INSTRUCTION
Every line of the listing must be reproduced as it stands. Leave the images behind.

Data extracted from a collection:

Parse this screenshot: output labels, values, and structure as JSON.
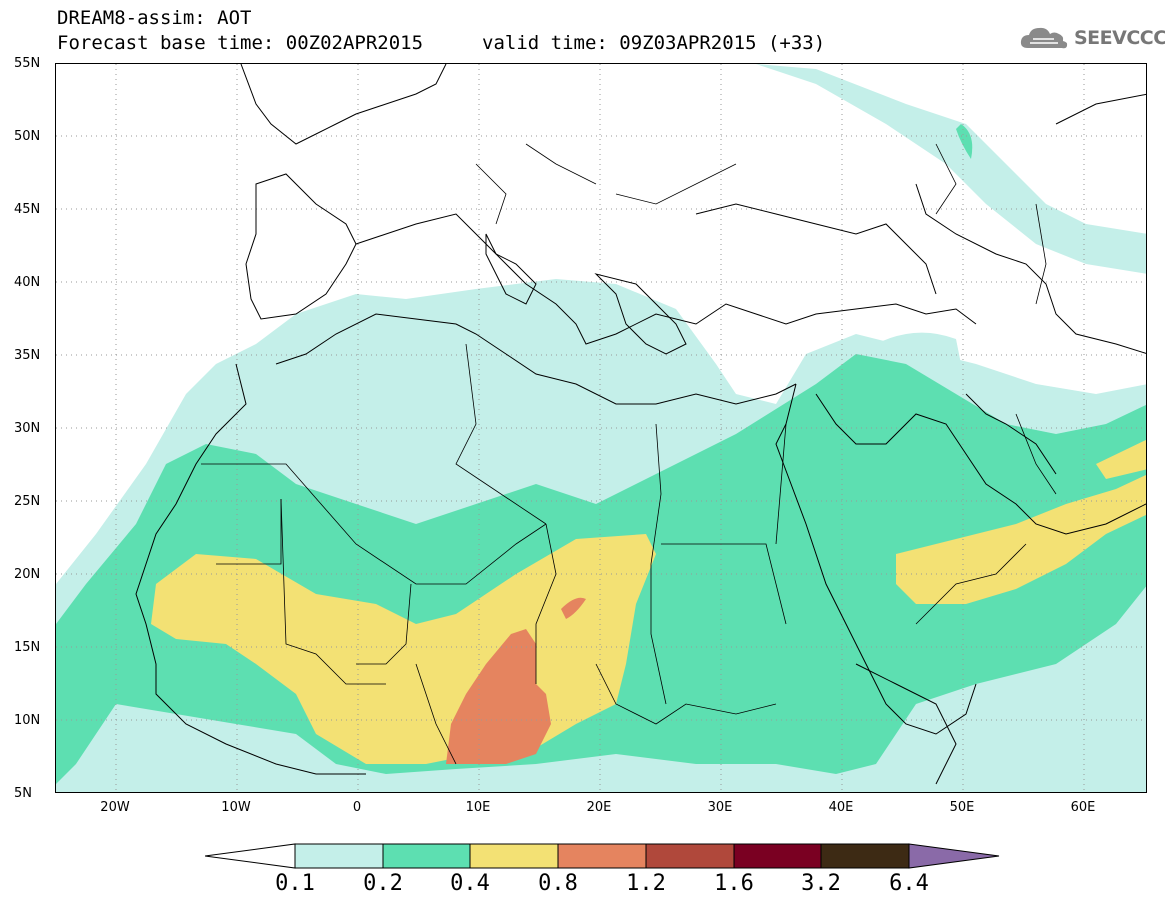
{
  "header": {
    "title_line1": "DREAM8-assim: AOT",
    "title_line2": "Forecast base time: 00Z02APR2015",
    "valid_time": "valid time: 09Z03APR2015 (+33)"
  },
  "logo": {
    "text": "SEEVCCC",
    "icon": "cloud-icon",
    "color": "#777777"
  },
  "map": {
    "variable": "AOT",
    "lat_labels": [
      "55N",
      "50N",
      "45N",
      "40N",
      "35N",
      "30N",
      "25N",
      "20N",
      "15N",
      "10N",
      "5N"
    ],
    "lon_labels": [
      "20W",
      "10W",
      "0",
      "10E",
      "20E",
      "30E",
      "40E",
      "50E",
      "60E"
    ],
    "lat_range": [
      5,
      55
    ],
    "lon_range": [
      -25,
      65
    ],
    "grid": "dotted"
  },
  "colorbar": {
    "levels": [
      "0.1",
      "0.2",
      "0.4",
      "0.8",
      "1.2",
      "1.6",
      "3.2",
      "6.4"
    ],
    "colors": [
      "#ffffff",
      "#c4efe9",
      "#5ddfb1",
      "#f3e174",
      "#e5845f",
      "#b0483b",
      "#7a0022",
      "#3d2a14",
      "#8a6aa8"
    ]
  }
}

CORRECT OUTPUT
Parse this screenshot: output labels, values, and structure as JSON.
{
  "header": {
    "title_line1": "DREAM8-assim: AOT",
    "title_line2": "Forecast base time: 00Z02APR2015",
    "valid_time": "valid time: 09Z03APR2015 (+33)"
  },
  "logo": {
    "text": "SEEVCCC",
    "icon": "cloud-icon",
    "color": "#777777"
  },
  "map": {
    "variable": "AOT",
    "lat_labels": [
      "55N",
      "50N",
      "45N",
      "40N",
      "35N",
      "30N",
      "25N",
      "20N",
      "15N",
      "10N",
      "5N"
    ],
    "lon_labels": [
      "20W",
      "10W",
      "0",
      "10E",
      "20E",
      "30E",
      "40E",
      "50E",
      "60E"
    ],
    "lat_range": [
      5,
      55
    ],
    "lon_range": [
      -25,
      65
    ],
    "grid": "dotted"
  },
  "colorbar": {
    "levels": [
      "0.1",
      "0.2",
      "0.4",
      "0.8",
      "1.2",
      "1.6",
      "3.2",
      "6.4"
    ],
    "colors": [
      "#ffffff",
      "#c4efe9",
      "#5ddfb1",
      "#f3e174",
      "#e5845f",
      "#b0483b",
      "#7a0022",
      "#3d2a14",
      "#8a6aa8"
    ]
  }
}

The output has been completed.